### The data
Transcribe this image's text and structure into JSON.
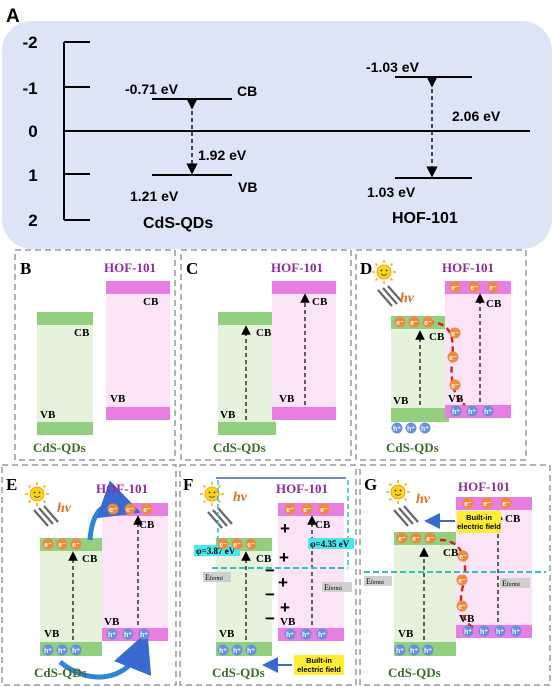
{
  "panelA": {
    "letter": "A",
    "ticks": [
      "-2",
      "-1",
      "0",
      "1",
      "2"
    ],
    "cds": {
      "cb_value": "-0.71 eV",
      "cb_label": "CB",
      "gap": "1.92 eV",
      "vb_value": "1.21 eV",
      "vb_label": "VB",
      "name": "CdS-QDs"
    },
    "hof": {
      "cb_value": "-1.03 eV",
      "gap": "2.06 eV",
      "vb_value": "1.03 eV",
      "name": "HOF-101"
    }
  },
  "labels": {
    "cds": "CdS-QDs",
    "hof": "HOF-101",
    "cb": "CB",
    "vb": "VB",
    "e": "e⁻",
    "h": "h⁺",
    "hv": "hν"
  },
  "panelF": {
    "phi_cds": "φ=3.87 eV",
    "phi_hof": "φ=4.35 eV",
    "efermi_e": "E",
    "efermi_sub": "fermi",
    "field_line1": "Built-in",
    "field_line2": "electric field"
  },
  "panelG": {
    "field_line1": "Built-in",
    "field_line2": "electric field"
  },
  "colors": {
    "panel_bg": "#dbe5f5",
    "green": "#92cf7f",
    "green_light": "#e6f2dc",
    "pink": "#e97ee2",
    "pink_light": "#fbe4f7",
    "electron": "#ee8a3c",
    "hole": "#6a8fe0",
    "purple": "#8a2d9e",
    "olive": "#3f6b2c",
    "cyan": "#30c0c0",
    "red_dash": "#cc2222",
    "yellow": "#ffee33"
  }
}
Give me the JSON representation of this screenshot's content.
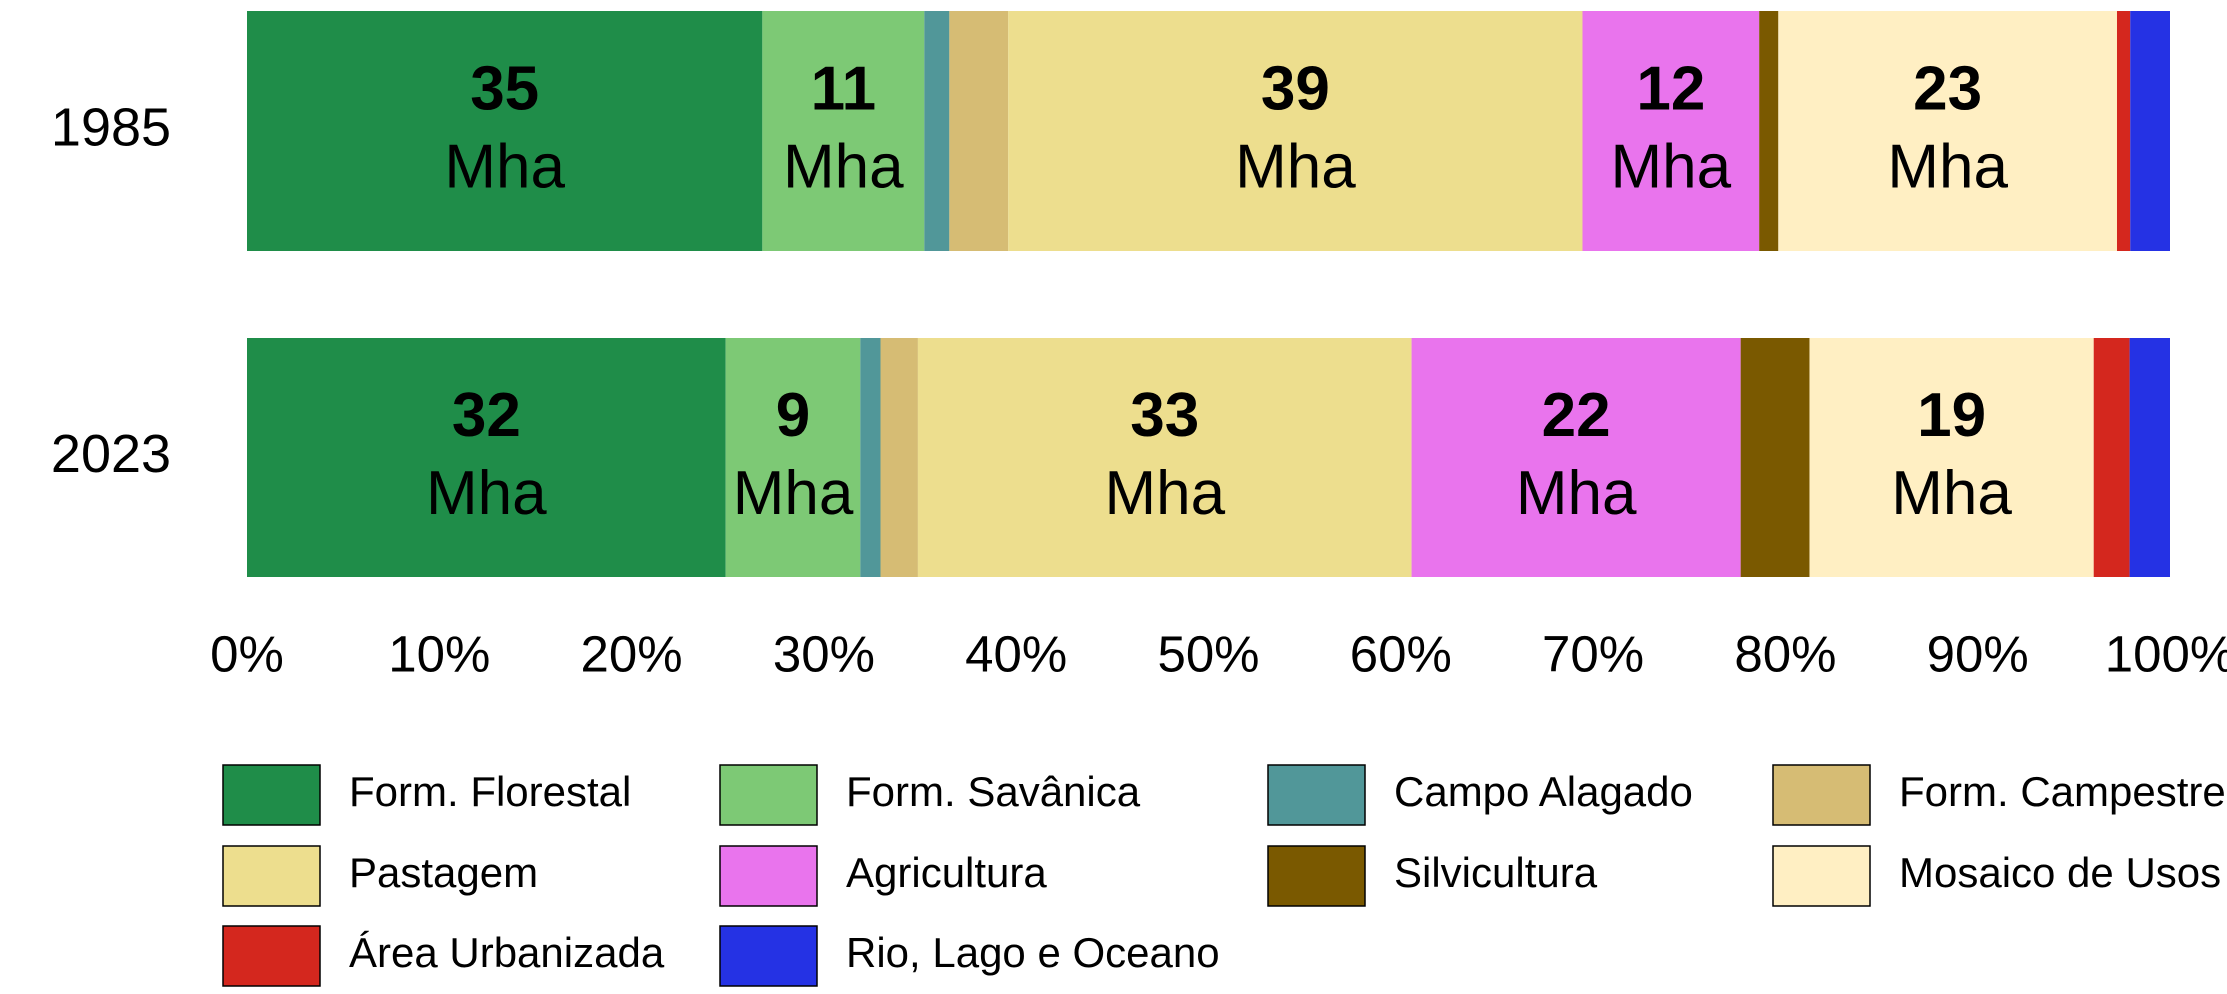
{
  "chart_data": {
    "type": "bar",
    "orientation": "horizontal",
    "stacked": "percent",
    "categories": [
      "1985",
      "2023"
    ],
    "unit": "Mha",
    "xlim": [
      0,
      100
    ],
    "xticks": [
      {
        "value": 0,
        "label": "0%"
      },
      {
        "value": 10,
        "label": "10%"
      },
      {
        "value": 20,
        "label": "20%"
      },
      {
        "value": 30,
        "label": "30%"
      },
      {
        "value": 40,
        "label": "40%"
      },
      {
        "value": 50,
        "label": "50%"
      },
      {
        "value": 60,
        "label": "60%"
      },
      {
        "value": 70,
        "label": "70%"
      },
      {
        "value": 80,
        "label": "80%"
      },
      {
        "value": 90,
        "label": "90%"
      },
      {
        "value": 100,
        "label": "100%"
      }
    ],
    "legend": "bottom",
    "series": [
      {
        "name": "Form. Florestal",
        "color": "#1f8d49",
        "values": [
          35,
          32
        ],
        "value_labels": [
          "35",
          "32"
        ]
      },
      {
        "name": "Form. Savânica",
        "color": "#7dc975",
        "values": [
          11,
          9
        ],
        "value_labels": [
          "11",
          "9"
        ]
      },
      {
        "name": "Campo Alagado",
        "color": "#519799",
        "values": [
          1.7,
          1.35
        ],
        "value_labels": [
          null,
          null
        ]
      },
      {
        "name": "Form. Campestre",
        "color": "#d6bc74",
        "values": [
          4,
          2.5
        ],
        "value_labels": [
          null,
          null
        ]
      },
      {
        "name": "Pastagem",
        "color": "#edde8e",
        "values": [
          39,
          33
        ],
        "value_labels": [
          "39",
          "33"
        ]
      },
      {
        "name": "Agricultura",
        "color": "#e974ed",
        "values": [
          12,
          22
        ],
        "value_labels": [
          "12",
          "22"
        ]
      },
      {
        "name": "Silvicultura",
        "color": "#7a5900",
        "values": [
          1.3,
          4.6
        ],
        "value_labels": [
          null,
          null
        ]
      },
      {
        "name": "Mosaico de Usos",
        "color": "#ffefc3",
        "values": [
          23,
          19
        ],
        "value_labels": [
          "23",
          "19"
        ]
      },
      {
        "name": "Área Urbanizada",
        "color": "#d4271e",
        "values": [
          0.9,
          2.4
        ],
        "value_labels": [
          null,
          null
        ]
      },
      {
        "name": "Rio, Lago e Oceano",
        "color": "#2532e4",
        "values": [
          2.7,
          2.7
        ],
        "value_labels": [
          null,
          null
        ]
      }
    ]
  }
}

### To do
State how many lines in the records above contain the word "this", and give only that number.

### Final result
2